> **Estratto del testo**
□ □ □

Colombia: il cammino nonviolento delle comunità di pace
 Sono le 11 circa di lunedì 21 novembre, 
aeroporto di Malpensa, aspetto d'imbarcarmi sul volo per Bruxelles.
Squilla il cellulare, la voce triste è di Carla: 
«l'esercito ha attaccato il villaggio di Arenas 
giovedì 17, appena qualche giorno dopo la nostra 
partenza dalla Colombia. Hanno ucciso Arlen 
Rodrigo Salas David, il coordinatore della 
comunità. Credo che tu l'abbia conosciuto con 
padre Javier Giraldo, quando siete riusciti a raggiungere Arenas».
Carla Mariani è l'instancabile responsabile 
delle relazioni esterne del Comune di Narni, 
capofila della Rete italiana di solidarietà con 
le Comunità di Pace colombiane dal 2001: in 
collegamento continuo con la popolazione della 
comunità, diffonde le notizie che li riguardano in tempo reale.

□ □ □

> **Righe mostrate**
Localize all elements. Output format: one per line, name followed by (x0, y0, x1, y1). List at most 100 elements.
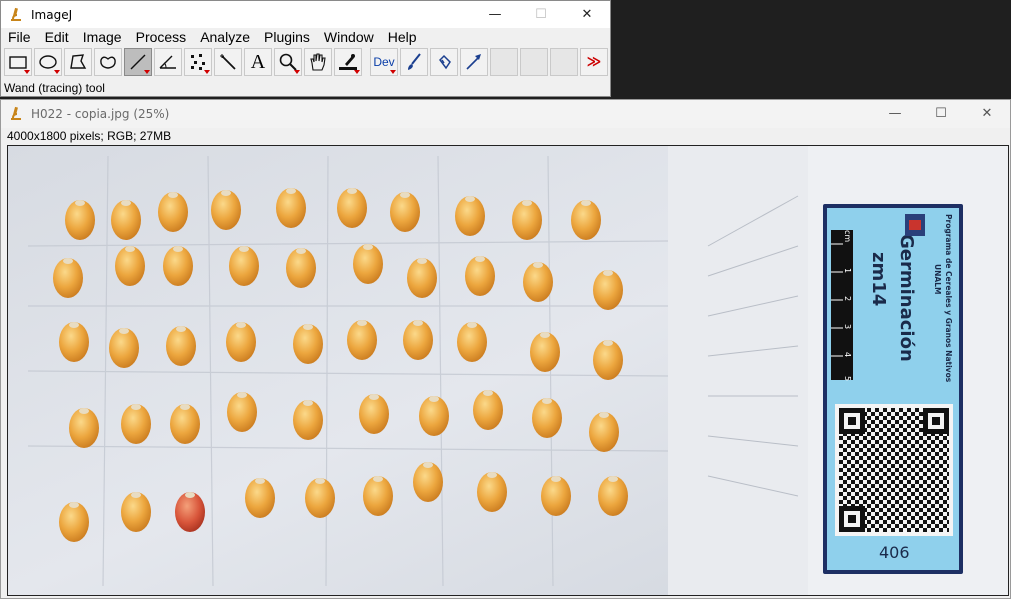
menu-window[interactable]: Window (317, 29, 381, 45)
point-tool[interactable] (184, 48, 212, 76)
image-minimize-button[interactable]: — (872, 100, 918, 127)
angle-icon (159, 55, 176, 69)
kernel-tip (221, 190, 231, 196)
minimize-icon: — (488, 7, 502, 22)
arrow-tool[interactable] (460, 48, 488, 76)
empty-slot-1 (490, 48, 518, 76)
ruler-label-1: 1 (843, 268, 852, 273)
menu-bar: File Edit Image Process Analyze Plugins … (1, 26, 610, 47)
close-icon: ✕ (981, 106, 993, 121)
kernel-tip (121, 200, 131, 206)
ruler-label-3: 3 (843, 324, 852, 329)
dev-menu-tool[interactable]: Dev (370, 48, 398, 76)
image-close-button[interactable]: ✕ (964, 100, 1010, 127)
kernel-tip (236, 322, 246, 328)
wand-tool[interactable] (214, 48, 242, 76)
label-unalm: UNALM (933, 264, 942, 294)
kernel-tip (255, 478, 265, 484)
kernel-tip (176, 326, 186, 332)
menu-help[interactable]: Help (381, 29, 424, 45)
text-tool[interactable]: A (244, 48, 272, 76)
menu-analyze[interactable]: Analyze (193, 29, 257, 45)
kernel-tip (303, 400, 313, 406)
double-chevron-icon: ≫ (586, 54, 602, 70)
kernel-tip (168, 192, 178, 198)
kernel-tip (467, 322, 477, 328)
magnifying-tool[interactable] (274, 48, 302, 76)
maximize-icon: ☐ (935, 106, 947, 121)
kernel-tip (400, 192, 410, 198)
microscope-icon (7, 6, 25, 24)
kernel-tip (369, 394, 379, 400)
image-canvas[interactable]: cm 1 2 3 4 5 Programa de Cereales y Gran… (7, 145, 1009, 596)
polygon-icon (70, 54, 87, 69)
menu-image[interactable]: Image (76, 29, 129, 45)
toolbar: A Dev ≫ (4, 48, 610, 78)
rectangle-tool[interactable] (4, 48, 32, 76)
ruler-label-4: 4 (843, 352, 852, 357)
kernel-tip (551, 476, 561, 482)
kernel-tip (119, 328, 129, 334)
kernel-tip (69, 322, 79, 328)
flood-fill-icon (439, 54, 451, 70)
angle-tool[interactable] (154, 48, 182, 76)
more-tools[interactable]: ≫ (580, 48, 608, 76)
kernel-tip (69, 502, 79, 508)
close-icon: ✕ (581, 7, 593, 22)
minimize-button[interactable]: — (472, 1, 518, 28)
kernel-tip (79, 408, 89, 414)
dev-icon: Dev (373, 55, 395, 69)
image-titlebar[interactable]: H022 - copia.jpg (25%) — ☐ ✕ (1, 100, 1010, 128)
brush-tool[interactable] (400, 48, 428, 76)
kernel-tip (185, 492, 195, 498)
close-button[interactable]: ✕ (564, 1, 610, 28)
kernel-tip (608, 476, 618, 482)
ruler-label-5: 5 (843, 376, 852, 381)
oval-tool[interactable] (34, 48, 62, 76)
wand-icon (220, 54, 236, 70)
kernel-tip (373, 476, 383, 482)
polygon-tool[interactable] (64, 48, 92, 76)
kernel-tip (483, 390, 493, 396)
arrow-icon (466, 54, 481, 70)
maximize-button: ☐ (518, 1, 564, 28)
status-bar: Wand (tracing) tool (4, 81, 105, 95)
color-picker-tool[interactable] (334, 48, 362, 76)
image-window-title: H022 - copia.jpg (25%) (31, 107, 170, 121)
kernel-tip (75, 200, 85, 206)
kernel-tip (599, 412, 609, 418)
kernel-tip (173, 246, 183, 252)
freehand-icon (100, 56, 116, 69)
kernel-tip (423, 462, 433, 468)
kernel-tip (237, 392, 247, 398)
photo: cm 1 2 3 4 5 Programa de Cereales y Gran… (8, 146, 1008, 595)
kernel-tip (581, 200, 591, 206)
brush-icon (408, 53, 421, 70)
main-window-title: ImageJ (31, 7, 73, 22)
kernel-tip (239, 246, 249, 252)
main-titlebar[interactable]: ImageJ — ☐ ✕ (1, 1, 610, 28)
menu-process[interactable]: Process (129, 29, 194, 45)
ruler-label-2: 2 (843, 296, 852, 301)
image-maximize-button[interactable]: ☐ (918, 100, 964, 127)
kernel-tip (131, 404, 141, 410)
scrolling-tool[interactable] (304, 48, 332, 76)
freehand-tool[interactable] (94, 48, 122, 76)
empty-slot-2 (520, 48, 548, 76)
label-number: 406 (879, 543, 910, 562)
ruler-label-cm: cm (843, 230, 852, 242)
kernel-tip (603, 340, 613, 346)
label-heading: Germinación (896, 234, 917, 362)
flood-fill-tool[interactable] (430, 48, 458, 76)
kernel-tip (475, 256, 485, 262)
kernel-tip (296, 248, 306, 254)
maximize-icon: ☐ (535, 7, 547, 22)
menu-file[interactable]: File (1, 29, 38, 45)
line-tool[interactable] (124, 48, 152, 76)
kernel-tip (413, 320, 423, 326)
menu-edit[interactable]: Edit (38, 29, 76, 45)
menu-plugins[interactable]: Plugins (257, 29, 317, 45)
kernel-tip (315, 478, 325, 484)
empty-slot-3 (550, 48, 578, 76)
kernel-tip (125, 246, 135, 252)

□ □ □

> **Compito 1**
Secondo il testo sulle comunità di pace colombiane, chi è stato ucciso nell'attacco dell'esercito al villaggio di Arenas?
> **Compito 2**
Prosegui, per favore, il testo sulle comunità di pace colombiane a partire dalla sua ultima frase.

> **Risposta 1**
Arlen Rodrigo Salas David, il coordinatore della comunità.

> **Risposta 2**
Certo che avevo conosciuto Arlen. Me lo ricordo 
bene, eravamo arrivati ad Arenas dopo un giorno 
intero di viaggio nella selva, tra il fango, nel 
quale sprofondavano i cavalli, e gli alberi, ai 
cui piedi sono sepolti i resti dei contadini 
massacrati in questa carneficina colombiana che prosegue da anni.
Avevo incontrato Arlen mentre lavorava la terra 
nel suo campo, l'avevamo raggiunto fuori dal 
villaggio per sentire come stava e per scambiare 
qualche impressione sulla situazione della 
Comunità in quelle ore. Una contadina di Arenas 
ci aveva raccontato che qualche giorno prima 
l'esercito era arrivato al villaggio e aveva 
pesantemente minacciato Arlen Rodrigo. Era il 
coordinatore umanitario della Zona di Arenas, 
uno dei tre villaggi, con San Josè e Union, nei quali vive la Comunità di Pace.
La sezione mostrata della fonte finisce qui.